◆ Written problem ◆
Copy the stretch of entries below, word for word, from the first line through the line containing "- x-tick-label-2011: 2011: [632, 457, 660, 470]", and nothing more.
☆ ☆ ☆ ☆
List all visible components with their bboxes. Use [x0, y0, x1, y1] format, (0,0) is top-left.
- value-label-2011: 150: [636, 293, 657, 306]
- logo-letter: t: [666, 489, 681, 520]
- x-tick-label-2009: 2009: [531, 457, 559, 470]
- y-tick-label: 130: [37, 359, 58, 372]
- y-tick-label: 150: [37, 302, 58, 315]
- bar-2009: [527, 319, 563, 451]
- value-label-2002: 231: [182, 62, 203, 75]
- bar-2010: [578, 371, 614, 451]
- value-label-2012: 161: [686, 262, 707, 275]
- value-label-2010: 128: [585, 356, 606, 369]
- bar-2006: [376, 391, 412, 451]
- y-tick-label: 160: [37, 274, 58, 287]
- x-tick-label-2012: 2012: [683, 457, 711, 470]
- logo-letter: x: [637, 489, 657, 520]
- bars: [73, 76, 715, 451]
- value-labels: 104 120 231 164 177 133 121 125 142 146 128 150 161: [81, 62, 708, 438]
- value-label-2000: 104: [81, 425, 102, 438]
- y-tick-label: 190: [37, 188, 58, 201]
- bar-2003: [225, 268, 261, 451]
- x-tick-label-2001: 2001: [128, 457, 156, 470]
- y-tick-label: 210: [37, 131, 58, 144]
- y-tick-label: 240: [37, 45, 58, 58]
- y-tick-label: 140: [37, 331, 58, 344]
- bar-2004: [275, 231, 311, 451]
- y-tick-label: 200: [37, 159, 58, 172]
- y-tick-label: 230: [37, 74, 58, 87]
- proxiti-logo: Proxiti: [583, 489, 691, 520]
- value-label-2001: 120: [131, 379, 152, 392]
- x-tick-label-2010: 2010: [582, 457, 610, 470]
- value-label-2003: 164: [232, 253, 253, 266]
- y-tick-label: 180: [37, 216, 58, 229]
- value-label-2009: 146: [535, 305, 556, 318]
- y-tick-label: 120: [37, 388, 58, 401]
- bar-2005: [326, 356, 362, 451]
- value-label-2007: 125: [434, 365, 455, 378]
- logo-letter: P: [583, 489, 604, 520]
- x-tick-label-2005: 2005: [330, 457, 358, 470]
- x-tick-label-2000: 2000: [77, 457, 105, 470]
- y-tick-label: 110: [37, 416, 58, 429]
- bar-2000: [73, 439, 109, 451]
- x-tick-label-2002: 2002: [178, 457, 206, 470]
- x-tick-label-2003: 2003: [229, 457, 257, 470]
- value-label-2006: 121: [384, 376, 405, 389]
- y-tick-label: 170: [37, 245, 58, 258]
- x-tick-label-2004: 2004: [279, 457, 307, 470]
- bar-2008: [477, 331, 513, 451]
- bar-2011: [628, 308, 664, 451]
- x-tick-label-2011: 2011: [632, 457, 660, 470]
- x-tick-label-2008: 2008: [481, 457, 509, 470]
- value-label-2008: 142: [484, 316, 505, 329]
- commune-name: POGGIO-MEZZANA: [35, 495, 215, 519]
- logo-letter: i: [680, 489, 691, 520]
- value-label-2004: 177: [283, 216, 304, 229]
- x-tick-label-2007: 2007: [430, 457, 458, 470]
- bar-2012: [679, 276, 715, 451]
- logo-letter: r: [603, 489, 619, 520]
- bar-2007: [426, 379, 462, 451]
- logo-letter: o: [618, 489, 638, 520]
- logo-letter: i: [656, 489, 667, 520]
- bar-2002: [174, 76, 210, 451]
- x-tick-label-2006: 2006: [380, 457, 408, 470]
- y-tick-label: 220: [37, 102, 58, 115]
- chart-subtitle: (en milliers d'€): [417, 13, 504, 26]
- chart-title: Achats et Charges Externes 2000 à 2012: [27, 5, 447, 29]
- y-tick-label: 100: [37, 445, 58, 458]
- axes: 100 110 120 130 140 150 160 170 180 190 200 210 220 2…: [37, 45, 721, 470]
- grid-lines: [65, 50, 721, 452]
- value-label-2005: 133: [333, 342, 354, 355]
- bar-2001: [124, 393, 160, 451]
☆ ☆ ☆ ☆
◆ Exercise answer ◆
List all visible components with their bboxes. Use [x0, y0, x1, y1] format, (0,0) is top-left.
- value-label-2011: 150: [636, 293, 657, 306]
- logo-letter: t: [666, 489, 681, 520]
- x-tick-label-2009: 2009: [531, 457, 559, 470]
- y-tick-label: 130: [37, 359, 58, 372]
- y-tick-label: 150: [37, 302, 58, 315]
- bar-2009: [527, 319, 563, 451]
- value-label-2002: 231: [182, 62, 203, 75]
- bar-2010: [578, 371, 614, 451]
- value-label-2012: 161: [686, 262, 707, 275]
- value-label-2010: 128: [585, 356, 606, 369]
- bar-2006: [376, 391, 412, 451]
- y-tick-label: 160: [37, 274, 58, 287]
- x-tick-label-2012: 2012: [683, 457, 711, 470]
- logo-letter: x: [637, 489, 657, 520]
- bars: [73, 76, 715, 451]
- value-labels: 104 120 231 164 177 133 121 125 142 146 128 150 161: [81, 62, 708, 438]
- value-label-2000: 104: [81, 425, 102, 438]
- y-tick-label: 190: [37, 188, 58, 201]
- bar-2003: [225, 268, 261, 451]
- x-tick-label-2001: 2001: [128, 457, 156, 470]
- y-tick-label: 210: [37, 131, 58, 144]
- y-tick-label: 240: [37, 45, 58, 58]
- y-tick-label: 140: [37, 331, 58, 344]
- bar-2004: [275, 231, 311, 451]
- y-tick-label: 200: [37, 159, 58, 172]
- y-tick-label: 230: [37, 74, 58, 87]
- proxiti-logo: Proxiti: [583, 489, 691, 520]
- value-label-2001: 120: [131, 379, 152, 392]
- x-tick-label-2010: 2010: [582, 457, 610, 470]
- value-label-2003: 164: [232, 253, 253, 266]
- y-tick-label: 180: [37, 216, 58, 229]
- value-label-2009: 146: [535, 305, 556, 318]
- y-tick-label: 120: [37, 388, 58, 401]
- bar-2005: [326, 356, 362, 451]
- value-label-2007: 125: [434, 365, 455, 378]
- logo-letter: P: [583, 489, 604, 520]
- x-tick-label-2005: 2005: [330, 457, 358, 470]
- x-tick-label-2000: 2000: [77, 457, 105, 470]
- y-tick-label: 110: [37, 416, 58, 429]
- bar-2000: [73, 439, 109, 451]
- x-tick-label-2002: 2002: [178, 457, 206, 470]
- x-tick-label-2003: 2003: [229, 457, 257, 470]
- value-label-2006: 121: [384, 376, 405, 389]
- y-tick-label: 170: [37, 245, 58, 258]
- x-tick-label-2004: 2004: [279, 457, 307, 470]
- bar-2008: [477, 331, 513, 451]
- bar-2011: [628, 308, 664, 451]
- x-tick-label-2011: 2011: [632, 457, 660, 470]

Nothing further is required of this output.